[AIM OF THE TASK]: Pull out each line of the records holding the string "grid".

[DATA FOR PROCESSING]:

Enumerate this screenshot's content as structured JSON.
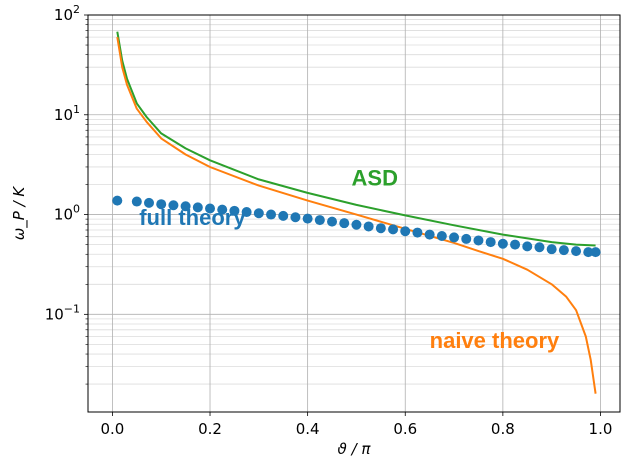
{
  "chart_data": {
    "type": "line",
    "xlabel": "ϑ / π",
    "ylabel": "ω_P / K",
    "xlim": [
      -0.05,
      1.04
    ],
    "ylim": [
      0.0105,
      100
    ],
    "yscale": "log",
    "grid": "both-major-and-minor",
    "x_ticks": [
      "0.0",
      "0.2",
      "0.4",
      "0.6",
      "0.8",
      "1.0"
    ],
    "x_tick_values": [
      0,
      0.2,
      0.4,
      0.6,
      0.8,
      1.0
    ],
    "y_ticks": [
      {
        "value": 0.1,
        "base": "10",
        "exp": "−1"
      },
      {
        "value": 1,
        "base": "10",
        "exp": "0"
      },
      {
        "value": 10,
        "base": "10",
        "exp": "1"
      },
      {
        "value": 100,
        "base": "10",
        "exp": "2"
      }
    ],
    "series": [
      {
        "name": "ASD",
        "style": "line",
        "color": "#2ca02c",
        "x": [
          0.01,
          0.02,
          0.03,
          0.05,
          0.07,
          0.1,
          0.15,
          0.2,
          0.3,
          0.4,
          0.5,
          0.6,
          0.7,
          0.8,
          0.9,
          0.95,
          0.99
        ],
        "y": [
          68,
          35,
          23,
          13,
          9.5,
          6.5,
          4.6,
          3.5,
          2.25,
          1.65,
          1.25,
          0.98,
          0.78,
          0.63,
          0.53,
          0.5,
          0.49
        ]
      },
      {
        "name": "naive theory",
        "style": "line",
        "color": "#ff7f0e",
        "x": [
          0.01,
          0.02,
          0.03,
          0.05,
          0.07,
          0.1,
          0.15,
          0.2,
          0.3,
          0.4,
          0.5,
          0.6,
          0.7,
          0.75,
          0.8,
          0.85,
          0.9,
          0.93,
          0.95,
          0.97,
          0.98,
          0.99
        ],
        "y": [
          60,
          30,
          20,
          11.5,
          8.5,
          5.8,
          4.0,
          3.0,
          1.95,
          1.38,
          1.0,
          0.72,
          0.52,
          0.43,
          0.36,
          0.28,
          0.2,
          0.15,
          0.11,
          0.06,
          0.035,
          0.016
        ]
      },
      {
        "name": "full theory",
        "style": "scatter",
        "color": "#1f77b4",
        "x": [
          0.01,
          0.05,
          0.075,
          0.1,
          0.125,
          0.15,
          0.175,
          0.2,
          0.225,
          0.25,
          0.275,
          0.3,
          0.325,
          0.35,
          0.375,
          0.4,
          0.425,
          0.45,
          0.475,
          0.5,
          0.525,
          0.55,
          0.575,
          0.6,
          0.625,
          0.65,
          0.675,
          0.7,
          0.725,
          0.75,
          0.775,
          0.8,
          0.825,
          0.85,
          0.875,
          0.9,
          0.925,
          0.95,
          0.975,
          0.99
        ],
        "y": [
          1.38,
          1.35,
          1.31,
          1.27,
          1.24,
          1.21,
          1.18,
          1.15,
          1.12,
          1.09,
          1.06,
          1.03,
          1.0,
          0.97,
          0.94,
          0.91,
          0.88,
          0.85,
          0.82,
          0.79,
          0.76,
          0.73,
          0.71,
          0.68,
          0.66,
          0.63,
          0.61,
          0.59,
          0.57,
          0.55,
          0.53,
          0.51,
          0.5,
          0.48,
          0.47,
          0.45,
          0.44,
          0.43,
          0.42,
          0.42
        ]
      }
    ],
    "annotations": [
      {
        "text": "ASD",
        "series": "ASD",
        "at_x": 0.49,
        "at_y": 1.95
      },
      {
        "text": "full theory",
        "series": "full theory",
        "at_x": 0.055,
        "at_y": 0.79
      },
      {
        "text": "naive theory",
        "series": "naive theory",
        "at_x": 0.65,
        "at_y": 0.046
      }
    ]
  }
}
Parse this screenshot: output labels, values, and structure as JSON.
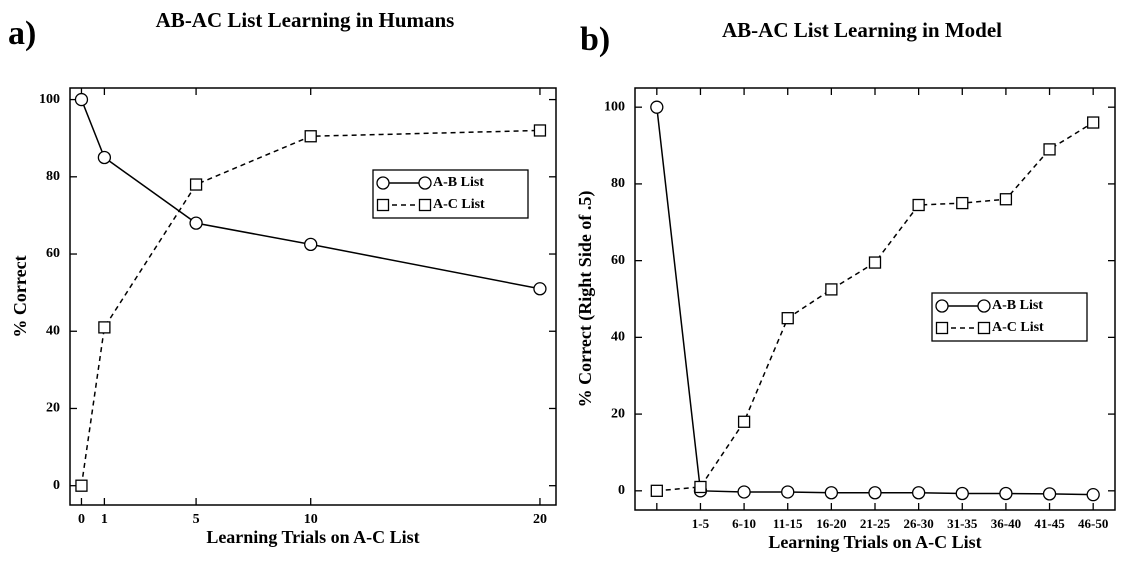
{
  "chart_data": [
    {
      "type": "line",
      "label": "a)",
      "title": "AB-AC List Learning in Humans",
      "xlabel": "Learning Trials on A-C List",
      "ylabel": "% Correct",
      "x": [
        0,
        1,
        5,
        10,
        20
      ],
      "xlim": [
        -0.5,
        20.7
      ],
      "xticks": [
        0,
        1,
        5,
        10,
        20
      ],
      "ylim": [
        -5,
        103
      ],
      "yticks": [
        0,
        20,
        40,
        60,
        80,
        100
      ],
      "legend": "upper right",
      "series": [
        {
          "name": "A-B List",
          "color": "#000000",
          "line_style": "solid",
          "marker": "circle",
          "values": [
            100,
            85,
            68,
            62.5,
            51
          ]
        },
        {
          "name": "A-C List",
          "color": "#000000",
          "line_style": "dashed",
          "marker": "square",
          "values": [
            0,
            41,
            78,
            90.5,
            92
          ]
        }
      ]
    },
    {
      "type": "line",
      "label": "b)",
      "title": "AB-AC List Learning in Model",
      "xlabel": "Learning Trials on A-C List",
      "ylabel": "% Correct (Right Side of .5)",
      "categories": [
        null,
        "1-5",
        "6-10",
        "11-15",
        "16-20",
        "21-25",
        "26-30",
        "31-35",
        "36-40",
        "41-45",
        "46-50"
      ],
      "ylim": [
        -5,
        105
      ],
      "yticks": [
        0,
        20,
        40,
        60,
        80,
        100
      ],
      "legend": "center right",
      "series": [
        {
          "name": "A-B List",
          "color": "#000000",
          "line_style": "solid",
          "marker": "circle",
          "values": [
            100,
            0,
            -0.3,
            -0.3,
            -0.5,
            -0.5,
            -0.5,
            -0.7,
            -0.7,
            -0.8,
            -1
          ]
        },
        {
          "name": "A-C List",
          "color": "#000000",
          "line_style": "dashed",
          "marker": "square",
          "values": [
            0,
            1,
            18,
            45,
            52.5,
            59.5,
            74.5,
            75,
            76,
            89,
            96
          ]
        }
      ]
    }
  ]
}
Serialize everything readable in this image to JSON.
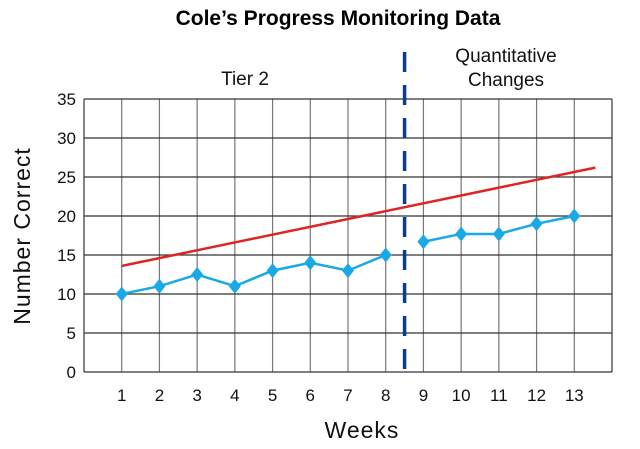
{
  "chart_data": {
    "type": "line",
    "title": "Cole’s Progress Monitoring Data",
    "xlabel": "Weeks",
    "ylabel": "Number Correct",
    "xlim": [
      0,
      14
    ],
    "ylim": [
      0,
      35
    ],
    "x_ticks": [
      "1",
      "2",
      "3",
      "4",
      "5",
      "6",
      "7",
      "8",
      "9",
      "10",
      "11",
      "12",
      "13"
    ],
    "y_ticks": [
      "0",
      "5",
      "10",
      "15",
      "20",
      "25",
      "30",
      "35"
    ],
    "grid": true,
    "series": [
      {
        "x": [
          1,
          2,
          3,
          4,
          5,
          6,
          7,
          8
        ],
        "y": [
          10,
          11,
          12.5,
          11,
          13,
          14,
          13,
          15
        ],
        "color": "#1aa8e6",
        "marker": "diamond"
      },
      {
        "x": [
          9,
          10,
          11,
          12,
          13
        ],
        "y": [
          16.7,
          17.7,
          17.7,
          19,
          20
        ],
        "color": "#1aa8e6",
        "marker": "diamond"
      }
    ],
    "aimline": {
      "x": [
        1,
        13.56
      ],
      "y": [
        13.6,
        26.2
      ],
      "color": "#e02424"
    },
    "phase_line": {
      "x": 8.5,
      "color": "#0a3d8a",
      "style": "dashed"
    },
    "annotations": {
      "phase1": "Tier 2",
      "phase2_line1": "Quantitative",
      "phase2_line2": "Changes"
    }
  }
}
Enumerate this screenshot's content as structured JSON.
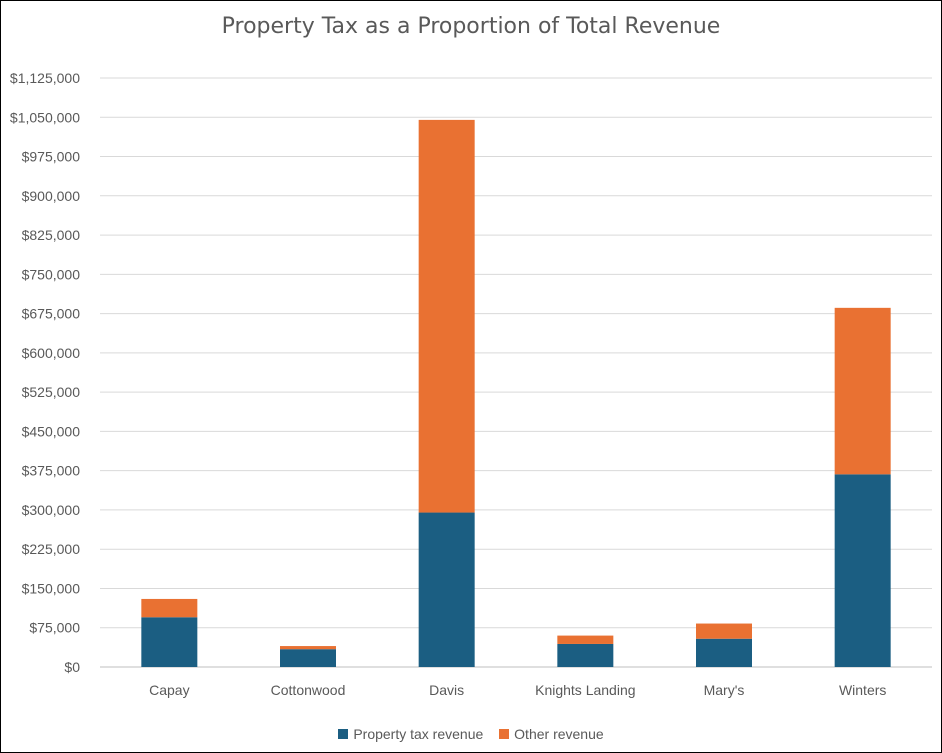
{
  "chart_data": {
    "type": "bar",
    "stacked": true,
    "title": "Property Tax as a Proportion of Total Revenue",
    "xlabel": "",
    "ylabel": "",
    "categories": [
      "Capay",
      "Cottonwood",
      "Davis",
      "Knights Landing",
      "Mary's",
      "Winters"
    ],
    "series": [
      {
        "name": "Property tax revenue",
        "color": "#1b5e82",
        "values": [
          95000,
          34000,
          295000,
          44000,
          54000,
          368000
        ]
      },
      {
        "name": "Other revenue",
        "color": "#e97132",
        "values": [
          35000,
          6000,
          750000,
          16000,
          29000,
          318000
        ]
      }
    ],
    "ylim": [
      0,
      1125000
    ],
    "y_ticks": [
      "$0",
      "$75,000",
      "$150,000",
      "$225,000",
      "$300,000",
      "$375,000",
      "$450,000",
      "$525,000",
      "$600,000",
      "$675,000",
      "$750,000",
      "$825,000",
      "$900,000",
      "$975,000",
      "$1,050,000",
      "$1,125,000"
    ],
    "grid": true,
    "legend_position": "bottom"
  }
}
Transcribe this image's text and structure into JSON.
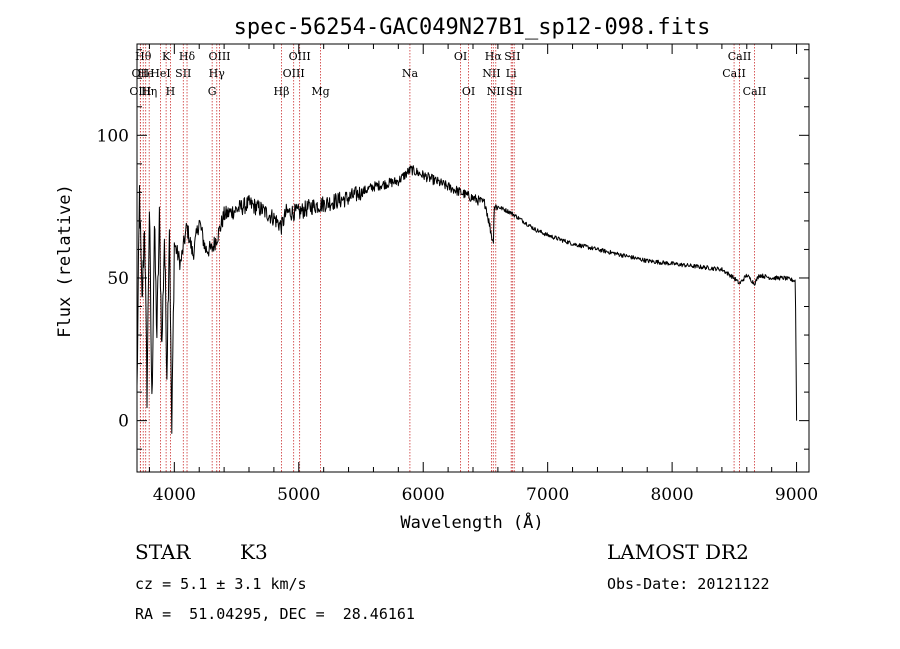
{
  "chart_data": {
    "type": "line",
    "title": "spec-56254-GAC049N27B1_sp12-098.fits",
    "xlabel": "Wavelength (Å)",
    "ylabel": "Flux (relative)",
    "xlim": [
      3700,
      9100
    ],
    "ylim": [
      -18,
      132
    ],
    "xticks": [
      4000,
      5000,
      6000,
      7000,
      8000,
      9000
    ],
    "xtick_labels": [
      "4000",
      "5000",
      "6000",
      "7000",
      "8000",
      "9000"
    ],
    "yticks": [
      0,
      50,
      100
    ],
    "ytick_labels": [
      "0",
      "50",
      "100"
    ],
    "grid": false,
    "line_color": "#000000",
    "marker_color": "#cc3333",
    "series": [
      {
        "name": "flux",
        "x": [
          3700,
          3720,
          3740,
          3760,
          3780,
          3800,
          3820,
          3840,
          3860,
          3880,
          3900,
          3920,
          3940,
          3960,
          3980,
          4000,
          4050,
          4100,
          4150,
          4200,
          4250,
          4300,
          4350,
          4400,
          4500,
          4600,
          4700,
          4800,
          4861,
          4900,
          5000,
          5100,
          5200,
          5300,
          5400,
          5500,
          5600,
          5700,
          5800,
          5850,
          5900,
          5950,
          6000,
          6100,
          6200,
          6300,
          6400,
          6500,
          6563,
          6570,
          6600,
          6700,
          6800,
          6900,
          7000,
          7200,
          7400,
          7600,
          7800,
          8000,
          8200,
          8400,
          8498,
          8542,
          8600,
          8662,
          8700,
          8800,
          8900,
          8990,
          9000
        ],
        "y": [
          10,
          80,
          40,
          70,
          10,
          75,
          5,
          68,
          30,
          70,
          25,
          65,
          18,
          70,
          -5,
          62,
          55,
          68,
          58,
          70,
          60,
          60,
          65,
          72,
          74,
          76,
          74,
          71,
          68,
          73,
          73,
          75,
          76,
          77,
          78,
          80,
          82,
          83,
          84,
          86,
          88,
          87,
          86,
          84,
          82,
          80,
          78,
          76,
          62,
          75,
          75,
          73,
          70,
          67,
          65,
          62,
          60,
          58,
          56,
          55,
          54,
          53,
          50,
          48,
          51,
          48,
          51,
          50,
          50,
          49,
          0
        ]
      }
    ],
    "lines": [
      {
        "label": "OII",
        "x": 3727,
        "row": 1
      },
      {
        "label": "OIII",
        "x": 3727,
        "row": 2
      },
      {
        "label": "Hθ",
        "x": 3750,
        "row": 0
      },
      {
        "label": "He",
        "x": 3770,
        "row": 1
      },
      {
        "label": "Hη",
        "x": 3798,
        "row": 2
      },
      {
        "label": "HeI",
        "x": 3889,
        "row": 1
      },
      {
        "label": "K",
        "x": 3934,
        "row": 0
      },
      {
        "label": "H",
        "x": 3969,
        "row": 2
      },
      {
        "label": "SII",
        "x": 4072,
        "row": 1
      },
      {
        "label": "Hδ",
        "x": 4102,
        "row": 0
      },
      {
        "label": "G",
        "x": 4304,
        "row": 2
      },
      {
        "label": "OIII",
        "x": 4363,
        "row": 0
      },
      {
        "label": "Hγ",
        "x": 4341,
        "row": 1
      },
      {
        "label": "Hβ",
        "x": 4861,
        "row": 2
      },
      {
        "label": "OIII",
        "x": 4959,
        "row": 1
      },
      {
        "label": "OIII",
        "x": 5007,
        "row": 0
      },
      {
        "label": "Mg",
        "x": 5175,
        "row": 2
      },
      {
        "label": "Na",
        "x": 5893,
        "row": 1
      },
      {
        "label": "OI",
        "x": 6300,
        "row": 0
      },
      {
        "label": "OI",
        "x": 6364,
        "row": 2
      },
      {
        "label": "NII",
        "x": 6548,
        "row": 1
      },
      {
        "label": "Hα",
        "x": 6563,
        "row": 0
      },
      {
        "label": "NII",
        "x": 6583,
        "row": 2
      },
      {
        "label": "Li",
        "x": 6707,
        "row": 1
      },
      {
        "label": "SII",
        "x": 6716,
        "row": 0
      },
      {
        "label": "SII",
        "x": 6731,
        "row": 2
      },
      {
        "label": "CaII",
        "x": 8498,
        "row": 1
      },
      {
        "label": "CaII",
        "x": 8542,
        "row": 0
      },
      {
        "label": "CaII",
        "x": 8662,
        "row": 2
      }
    ]
  },
  "info": {
    "class_label": "STAR",
    "subclass": "K3",
    "survey": "LAMOST DR2",
    "cz": "cz = 5.1 ± 3.1 km/s",
    "obs_date": "Obs-Date: 20121122",
    "coords": "RA =  51.04295, DEC =  28.46161"
  }
}
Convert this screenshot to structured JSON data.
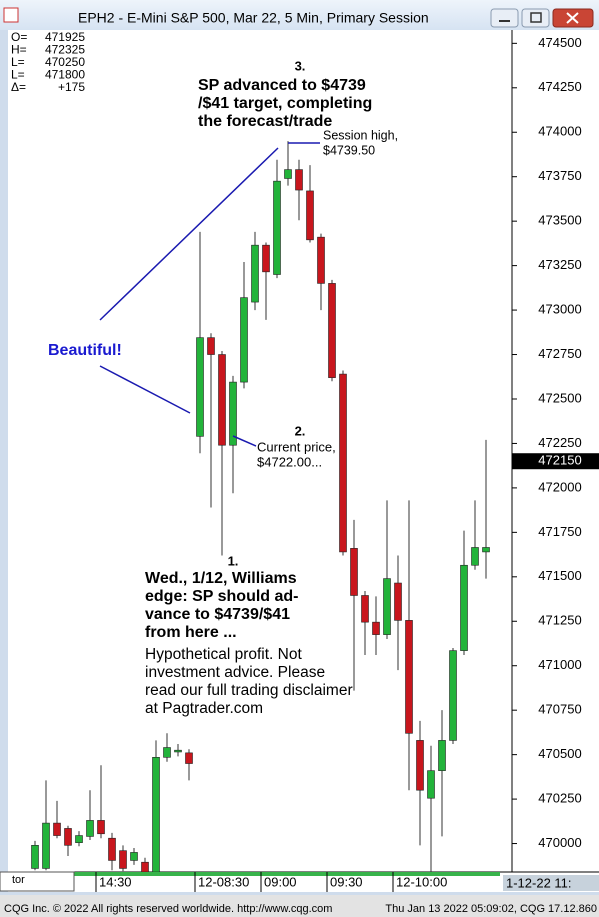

[EXERCISE RESULT]:
    "grid": "both-major-and-minor",
    "grid": true,
    "grid": true,
    "grid": false,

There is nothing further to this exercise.